Can you rewrite the rows from the start through the line containing "7, 737, 27]", both included, replacing "Recover Data Wizard" with "Restore Data Wizard" and leaving everything else unchanged?

-- START OF Exercise inputs --

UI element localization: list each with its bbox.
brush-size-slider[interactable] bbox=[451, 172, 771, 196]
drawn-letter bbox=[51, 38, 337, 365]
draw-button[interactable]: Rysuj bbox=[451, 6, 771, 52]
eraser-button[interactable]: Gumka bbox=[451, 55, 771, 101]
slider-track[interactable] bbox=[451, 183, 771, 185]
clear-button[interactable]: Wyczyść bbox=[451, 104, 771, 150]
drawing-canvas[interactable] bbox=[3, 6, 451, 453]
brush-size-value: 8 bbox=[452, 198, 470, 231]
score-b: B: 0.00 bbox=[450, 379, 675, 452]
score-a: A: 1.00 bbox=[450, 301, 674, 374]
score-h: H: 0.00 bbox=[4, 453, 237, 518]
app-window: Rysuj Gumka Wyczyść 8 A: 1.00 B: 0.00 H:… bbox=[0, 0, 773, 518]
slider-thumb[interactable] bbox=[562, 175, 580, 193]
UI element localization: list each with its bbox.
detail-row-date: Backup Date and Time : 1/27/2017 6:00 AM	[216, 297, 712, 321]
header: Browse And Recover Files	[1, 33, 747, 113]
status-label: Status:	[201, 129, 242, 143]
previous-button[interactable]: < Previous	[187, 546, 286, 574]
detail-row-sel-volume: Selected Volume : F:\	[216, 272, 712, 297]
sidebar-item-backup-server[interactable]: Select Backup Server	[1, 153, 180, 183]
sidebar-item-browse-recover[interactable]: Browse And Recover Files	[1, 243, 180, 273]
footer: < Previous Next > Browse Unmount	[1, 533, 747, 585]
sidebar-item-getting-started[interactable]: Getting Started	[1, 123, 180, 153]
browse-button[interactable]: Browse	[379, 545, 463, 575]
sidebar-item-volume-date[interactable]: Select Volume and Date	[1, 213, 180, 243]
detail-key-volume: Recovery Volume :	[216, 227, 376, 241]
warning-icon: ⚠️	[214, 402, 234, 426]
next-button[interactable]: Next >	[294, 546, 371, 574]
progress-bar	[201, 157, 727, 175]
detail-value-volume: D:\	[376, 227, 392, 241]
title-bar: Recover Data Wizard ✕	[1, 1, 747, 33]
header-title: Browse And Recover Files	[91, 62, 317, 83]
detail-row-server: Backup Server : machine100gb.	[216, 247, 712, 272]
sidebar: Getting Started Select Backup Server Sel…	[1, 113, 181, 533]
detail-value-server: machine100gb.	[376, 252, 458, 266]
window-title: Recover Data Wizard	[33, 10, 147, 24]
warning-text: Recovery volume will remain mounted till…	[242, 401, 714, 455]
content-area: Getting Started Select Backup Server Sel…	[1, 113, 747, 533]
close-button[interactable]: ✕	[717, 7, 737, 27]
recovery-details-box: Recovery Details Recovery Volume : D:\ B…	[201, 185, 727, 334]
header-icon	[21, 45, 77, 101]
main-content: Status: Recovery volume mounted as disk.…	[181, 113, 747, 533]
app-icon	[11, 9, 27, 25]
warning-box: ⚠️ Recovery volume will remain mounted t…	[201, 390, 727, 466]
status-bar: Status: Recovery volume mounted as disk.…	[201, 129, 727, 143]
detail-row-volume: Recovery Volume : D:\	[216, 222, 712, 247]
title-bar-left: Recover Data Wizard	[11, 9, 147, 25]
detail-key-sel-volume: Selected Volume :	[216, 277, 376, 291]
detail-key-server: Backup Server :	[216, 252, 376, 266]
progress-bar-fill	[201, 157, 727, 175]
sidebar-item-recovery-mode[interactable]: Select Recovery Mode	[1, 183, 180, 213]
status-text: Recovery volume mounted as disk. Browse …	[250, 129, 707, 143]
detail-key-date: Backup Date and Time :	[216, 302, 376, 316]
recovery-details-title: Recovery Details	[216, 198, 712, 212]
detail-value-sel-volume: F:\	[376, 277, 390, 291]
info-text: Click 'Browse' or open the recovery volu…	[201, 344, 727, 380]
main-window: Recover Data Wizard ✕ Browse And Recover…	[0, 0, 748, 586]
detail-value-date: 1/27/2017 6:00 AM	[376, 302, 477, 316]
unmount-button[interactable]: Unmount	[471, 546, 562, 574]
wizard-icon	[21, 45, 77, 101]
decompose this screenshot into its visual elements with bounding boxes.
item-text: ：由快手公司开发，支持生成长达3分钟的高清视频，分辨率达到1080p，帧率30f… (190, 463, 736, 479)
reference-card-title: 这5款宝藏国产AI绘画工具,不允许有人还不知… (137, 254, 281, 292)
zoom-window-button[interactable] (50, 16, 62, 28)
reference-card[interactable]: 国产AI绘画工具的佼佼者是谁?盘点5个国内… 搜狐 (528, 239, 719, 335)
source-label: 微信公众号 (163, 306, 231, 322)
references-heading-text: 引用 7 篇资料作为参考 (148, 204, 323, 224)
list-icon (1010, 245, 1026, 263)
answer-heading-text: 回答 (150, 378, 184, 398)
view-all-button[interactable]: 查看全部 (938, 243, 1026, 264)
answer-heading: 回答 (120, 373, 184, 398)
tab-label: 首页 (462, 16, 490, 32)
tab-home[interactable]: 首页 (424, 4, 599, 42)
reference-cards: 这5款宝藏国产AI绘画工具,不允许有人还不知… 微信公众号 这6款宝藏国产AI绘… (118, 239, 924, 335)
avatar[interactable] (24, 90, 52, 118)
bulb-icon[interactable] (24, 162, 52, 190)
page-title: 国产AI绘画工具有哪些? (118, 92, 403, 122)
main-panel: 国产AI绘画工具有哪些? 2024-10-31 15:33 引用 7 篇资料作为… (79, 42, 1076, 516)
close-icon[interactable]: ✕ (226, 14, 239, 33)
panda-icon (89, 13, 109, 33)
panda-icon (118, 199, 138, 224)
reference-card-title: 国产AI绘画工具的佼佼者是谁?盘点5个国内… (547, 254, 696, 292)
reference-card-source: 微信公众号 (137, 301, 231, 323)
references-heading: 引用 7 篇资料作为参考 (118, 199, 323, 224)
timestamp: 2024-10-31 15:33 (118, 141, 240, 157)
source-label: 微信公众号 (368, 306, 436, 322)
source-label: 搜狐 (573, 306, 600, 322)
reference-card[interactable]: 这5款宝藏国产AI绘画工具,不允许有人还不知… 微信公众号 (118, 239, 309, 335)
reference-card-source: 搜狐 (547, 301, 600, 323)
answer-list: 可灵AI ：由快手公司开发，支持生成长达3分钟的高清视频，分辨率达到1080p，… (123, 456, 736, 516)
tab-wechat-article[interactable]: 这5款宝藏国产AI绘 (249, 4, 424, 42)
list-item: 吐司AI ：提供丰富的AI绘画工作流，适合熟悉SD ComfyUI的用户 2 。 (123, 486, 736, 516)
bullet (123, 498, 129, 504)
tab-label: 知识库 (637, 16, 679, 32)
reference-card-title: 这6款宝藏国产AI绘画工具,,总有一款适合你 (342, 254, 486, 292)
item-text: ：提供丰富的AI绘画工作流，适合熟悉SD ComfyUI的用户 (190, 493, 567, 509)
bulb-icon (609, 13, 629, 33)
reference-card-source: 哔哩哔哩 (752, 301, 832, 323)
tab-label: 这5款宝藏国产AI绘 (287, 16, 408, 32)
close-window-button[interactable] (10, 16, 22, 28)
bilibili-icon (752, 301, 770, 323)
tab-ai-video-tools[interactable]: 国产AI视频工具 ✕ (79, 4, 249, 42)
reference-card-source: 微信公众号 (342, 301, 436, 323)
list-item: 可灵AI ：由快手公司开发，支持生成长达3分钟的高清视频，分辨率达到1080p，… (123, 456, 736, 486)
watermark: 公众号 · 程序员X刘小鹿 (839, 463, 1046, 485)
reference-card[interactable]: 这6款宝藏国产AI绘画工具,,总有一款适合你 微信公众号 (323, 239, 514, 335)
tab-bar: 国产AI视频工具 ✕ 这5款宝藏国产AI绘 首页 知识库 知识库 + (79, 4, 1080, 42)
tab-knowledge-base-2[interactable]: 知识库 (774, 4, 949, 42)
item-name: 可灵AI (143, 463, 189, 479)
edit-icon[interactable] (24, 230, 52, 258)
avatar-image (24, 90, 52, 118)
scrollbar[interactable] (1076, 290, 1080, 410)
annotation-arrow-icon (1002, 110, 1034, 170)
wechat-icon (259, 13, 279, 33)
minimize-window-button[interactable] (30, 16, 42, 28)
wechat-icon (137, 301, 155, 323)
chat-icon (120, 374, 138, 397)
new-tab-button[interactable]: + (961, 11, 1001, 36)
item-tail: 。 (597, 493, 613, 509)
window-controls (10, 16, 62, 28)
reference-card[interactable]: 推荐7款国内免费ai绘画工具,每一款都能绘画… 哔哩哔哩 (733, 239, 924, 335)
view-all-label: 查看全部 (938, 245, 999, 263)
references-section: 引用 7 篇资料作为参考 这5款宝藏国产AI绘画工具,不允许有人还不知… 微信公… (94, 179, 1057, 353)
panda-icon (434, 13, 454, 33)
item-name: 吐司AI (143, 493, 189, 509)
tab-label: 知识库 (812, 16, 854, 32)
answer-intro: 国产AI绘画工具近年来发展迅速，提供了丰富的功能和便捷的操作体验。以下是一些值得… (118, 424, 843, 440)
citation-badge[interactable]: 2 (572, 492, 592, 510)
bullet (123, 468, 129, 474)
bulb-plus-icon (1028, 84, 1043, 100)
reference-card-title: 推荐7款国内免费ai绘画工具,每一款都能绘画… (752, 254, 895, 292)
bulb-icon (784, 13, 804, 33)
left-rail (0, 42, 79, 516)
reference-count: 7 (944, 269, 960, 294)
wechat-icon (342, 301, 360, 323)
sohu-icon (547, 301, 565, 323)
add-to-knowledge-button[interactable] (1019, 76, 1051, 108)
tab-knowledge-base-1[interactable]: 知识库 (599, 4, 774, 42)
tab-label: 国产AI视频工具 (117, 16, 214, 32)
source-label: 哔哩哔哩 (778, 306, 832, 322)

-- END OF Exercise inputs --

## Reply
UI element localization: list each with its bbox.
brush-size-slider[interactable] bbox=[451, 172, 771, 196]
drawn-letter bbox=[51, 38, 337, 365]
draw-button[interactable]: Rysuj bbox=[451, 6, 771, 52]
eraser-button[interactable]: Gumka bbox=[451, 55, 771, 101]
slider-track[interactable] bbox=[451, 183, 771, 185]
clear-button[interactable]: Wyczyść bbox=[451, 104, 771, 150]
drawing-canvas[interactable] bbox=[3, 6, 451, 453]
brush-size-value: 8 bbox=[452, 198, 470, 231]
score-b: B: 0.00 bbox=[450, 379, 675, 452]
score-a: A: 1.00 bbox=[450, 301, 674, 374]
score-h: H: 0.00 bbox=[4, 453, 237, 518]
app-window: Rysuj Gumka Wyczyść 8 A: 1.00 B: 0.00 H:… bbox=[0, 0, 773, 518]
slider-thumb[interactable] bbox=[562, 175, 580, 193]
UI element localization: list each with its bbox.
detail-row-date: Backup Date and Time : 1/27/2017 6:00 AM	[216, 297, 712, 321]
header: Browse And Recover Files	[1, 33, 747, 113]
status-label: Status:	[201, 129, 242, 143]
previous-button[interactable]: < Previous	[187, 546, 286, 574]
detail-row-sel-volume: Selected Volume : F:\	[216, 272, 712, 297]
sidebar-item-backup-server[interactable]: Select Backup Server	[1, 153, 180, 183]
sidebar-item-browse-recover[interactable]: Browse And Recover Files	[1, 243, 180, 273]
footer: < Previous Next > Browse Unmount	[1, 533, 747, 585]
sidebar-item-getting-started[interactable]: Getting Started	[1, 123, 180, 153]
browse-button[interactable]: Browse	[379, 545, 463, 575]
sidebar-item-volume-date[interactable]: Select Volume and Date	[1, 213, 180, 243]
detail-key-volume: Recovery Volume :	[216, 227, 376, 241]
warning-icon: ⚠️	[214, 402, 234, 426]
next-button[interactable]: Next >	[294, 546, 371, 574]
progress-bar	[201, 157, 727, 175]
detail-value-volume: D:\	[376, 227, 392, 241]
title-bar: Restore Data Wizard ✕	[1, 1, 747, 33]
header-title: Browse And Recover Files	[91, 62, 317, 83]
detail-row-server: Backup Server : machine100gb.	[216, 247, 712, 272]
sidebar: Getting Started Select Backup Server Sel…	[1, 113, 181, 533]
detail-value-server: machine100gb.	[376, 252, 458, 266]
window-title: Restore Data Wizard	[33, 10, 147, 24]
warning-text: Recovery volume will remain mounted till…	[242, 401, 714, 455]
content-area: Getting Started Select Backup Server Sel…	[1, 113, 747, 533]
close-button[interactable]: ✕	[717, 7, 737, 27]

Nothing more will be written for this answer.